- **Stated task**: Search the records for "JSON". Copy every line where it appears.

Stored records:
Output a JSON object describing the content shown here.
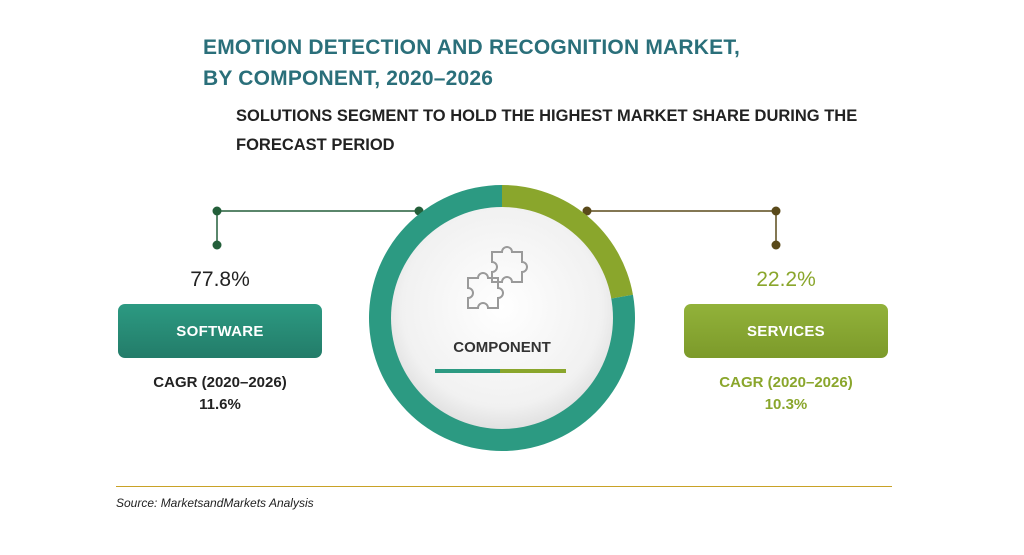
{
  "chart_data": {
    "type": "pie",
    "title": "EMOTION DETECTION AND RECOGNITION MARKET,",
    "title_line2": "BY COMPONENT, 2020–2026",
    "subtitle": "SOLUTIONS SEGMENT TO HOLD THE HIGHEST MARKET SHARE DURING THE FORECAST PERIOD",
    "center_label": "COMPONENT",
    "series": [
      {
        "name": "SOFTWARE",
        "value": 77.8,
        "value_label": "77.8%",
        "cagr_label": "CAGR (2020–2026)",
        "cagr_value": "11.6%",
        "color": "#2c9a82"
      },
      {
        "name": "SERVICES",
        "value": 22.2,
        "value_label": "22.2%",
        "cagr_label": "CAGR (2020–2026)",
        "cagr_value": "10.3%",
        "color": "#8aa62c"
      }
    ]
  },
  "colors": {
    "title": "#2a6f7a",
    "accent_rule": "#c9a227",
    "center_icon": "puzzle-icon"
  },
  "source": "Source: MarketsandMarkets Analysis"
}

---

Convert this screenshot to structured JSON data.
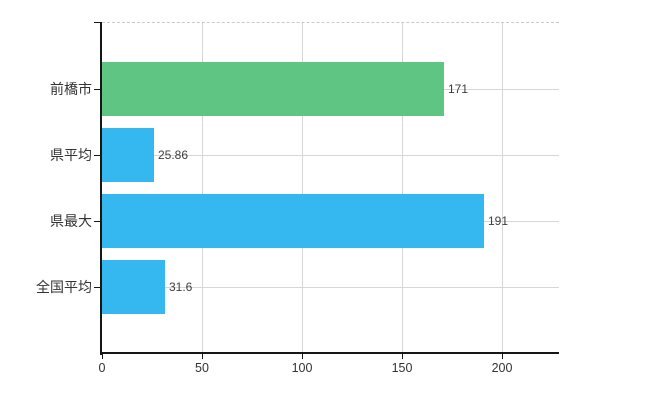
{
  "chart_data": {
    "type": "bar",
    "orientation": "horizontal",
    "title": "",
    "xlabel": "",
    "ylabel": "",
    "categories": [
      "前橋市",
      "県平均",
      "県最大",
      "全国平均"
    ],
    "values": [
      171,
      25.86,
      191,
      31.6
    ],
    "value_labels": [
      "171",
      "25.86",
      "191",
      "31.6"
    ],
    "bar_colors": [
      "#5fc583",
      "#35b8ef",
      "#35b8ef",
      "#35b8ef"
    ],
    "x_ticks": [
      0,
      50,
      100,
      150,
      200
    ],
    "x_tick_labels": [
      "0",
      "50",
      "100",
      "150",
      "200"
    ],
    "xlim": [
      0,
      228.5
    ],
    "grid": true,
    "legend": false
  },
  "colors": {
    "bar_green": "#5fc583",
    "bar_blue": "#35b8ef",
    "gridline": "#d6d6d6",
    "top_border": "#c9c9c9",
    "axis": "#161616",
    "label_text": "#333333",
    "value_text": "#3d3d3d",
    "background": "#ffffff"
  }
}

- **The solution**:
Output a JSON object describing the content shown here.
Convert this screenshot to structured JSON data.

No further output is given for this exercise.